++++ EXTRACTED RECORDS

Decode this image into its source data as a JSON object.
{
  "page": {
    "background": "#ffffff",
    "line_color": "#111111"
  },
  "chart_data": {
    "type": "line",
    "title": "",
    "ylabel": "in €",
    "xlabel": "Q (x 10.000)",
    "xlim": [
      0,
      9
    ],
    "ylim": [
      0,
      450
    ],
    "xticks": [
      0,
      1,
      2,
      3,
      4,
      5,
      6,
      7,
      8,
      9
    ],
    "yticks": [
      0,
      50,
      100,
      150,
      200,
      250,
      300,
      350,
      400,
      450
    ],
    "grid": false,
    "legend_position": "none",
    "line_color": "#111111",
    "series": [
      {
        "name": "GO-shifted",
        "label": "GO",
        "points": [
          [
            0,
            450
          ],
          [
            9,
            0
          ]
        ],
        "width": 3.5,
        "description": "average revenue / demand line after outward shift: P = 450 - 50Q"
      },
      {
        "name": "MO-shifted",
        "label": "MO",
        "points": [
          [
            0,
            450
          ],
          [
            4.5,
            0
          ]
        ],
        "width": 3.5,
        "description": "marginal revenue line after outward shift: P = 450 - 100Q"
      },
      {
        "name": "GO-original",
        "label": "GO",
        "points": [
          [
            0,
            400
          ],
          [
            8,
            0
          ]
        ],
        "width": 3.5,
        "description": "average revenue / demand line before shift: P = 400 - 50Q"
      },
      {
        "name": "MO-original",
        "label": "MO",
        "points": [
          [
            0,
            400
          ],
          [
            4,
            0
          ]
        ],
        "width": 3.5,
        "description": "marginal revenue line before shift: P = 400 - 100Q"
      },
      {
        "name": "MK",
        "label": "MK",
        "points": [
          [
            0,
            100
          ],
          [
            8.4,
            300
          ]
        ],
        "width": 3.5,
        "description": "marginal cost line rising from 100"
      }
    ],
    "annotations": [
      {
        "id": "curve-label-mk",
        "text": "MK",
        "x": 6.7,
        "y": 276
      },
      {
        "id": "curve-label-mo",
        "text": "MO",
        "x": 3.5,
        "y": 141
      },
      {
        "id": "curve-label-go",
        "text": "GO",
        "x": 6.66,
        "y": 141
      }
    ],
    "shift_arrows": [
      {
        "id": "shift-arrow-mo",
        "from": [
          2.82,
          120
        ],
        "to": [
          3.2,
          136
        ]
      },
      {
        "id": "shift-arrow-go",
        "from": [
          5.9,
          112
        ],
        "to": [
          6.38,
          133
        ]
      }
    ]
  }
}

++++++++

PROBLEM
Output the lines above verbatim and in full.

REPLY
Decode this image into its source data as a JSON object.
{
  "page": {
    "background": "#ffffff",
    "line_color": "#111111"
  },
  "chart_data": {
    "type": "line",
    "title": "",
    "ylabel": "in €",
    "xlabel": "Q (x 10.000)",
    "xlim": [
      0,
      9
    ],
    "ylim": [
      0,
      450
    ],
    "xticks": [
      0,
      1,
      2,
      3,
      4,
      5,
      6,
      7,
      8,
      9
    ],
    "yticks": [
      0,
      50,
      100,
      150,
      200,
      250,
      300,
      350,
      400,
      450
    ],
    "grid": false,
    "legend_position": "none",
    "line_color": "#111111",
    "series": [
      {
        "name": "GO-shifted",
        "label": "GO",
        "points": [
          [
            0,
            450
          ],
          [
            9,
            0
          ]
        ],
        "width": 3.5,
        "description": "average revenue / demand line after outward shift: P = 450 - 50Q"
      },
      {
        "name": "MO-shifted",
        "label": "MO",
        "points": [
          [
            0,
            450
          ],
          [
            4.5,
            0
          ]
        ],
        "width": 3.5,
        "description": "marginal revenue line after outward shift: P = 450 - 100Q"
      },
      {
        "name": "GO-original",
        "label": "GO",
        "points": [
          [
            0,
            400
          ],
          [
            8,
            0
          ]
        ],
        "width": 3.5,
        "description": "average revenue / demand line before shift: P = 400 - 50Q"
      },
      {
        "name": "MO-original",
        "label": "MO",
        "points": [
          [
            0,
            400
          ],
          [
            4,
            0
          ]
        ],
        "width": 3.5,
        "description": "marginal revenue line before shift: P = 400 - 100Q"
      },
      {
        "name": "MK",
        "label": "MK",
        "points": [
          [
            0,
            100
          ],
          [
            8.4,
            300
          ]
        ],
        "width": 3.5,
        "description": "marginal cost line rising from 100"
      }
    ],
    "annotations": [
      {
        "id": "curve-label-mk",
        "text": "MK",
        "x": 6.7,
        "y": 276
      },
      {
        "id": "curve-label-mo",
        "text": "MO",
        "x": 3.5,
        "y": 141
      },
      {
        "id": "curve-label-go",
        "text": "GO",
        "x": 6.66,
        "y": 141
      }
    ],
    "shift_arrows": [
      {
        "id": "shift-arrow-mo",
        "from": [
          2.82,
          120
        ],
        "to": [
          3.2,
          136
        ]
      },
      {
        "id": "shift-arrow-go",
        "from": [
          5.9,
          112
        ],
        "to": [
          6.38,
          133
        ]
      }
    ]
  }
}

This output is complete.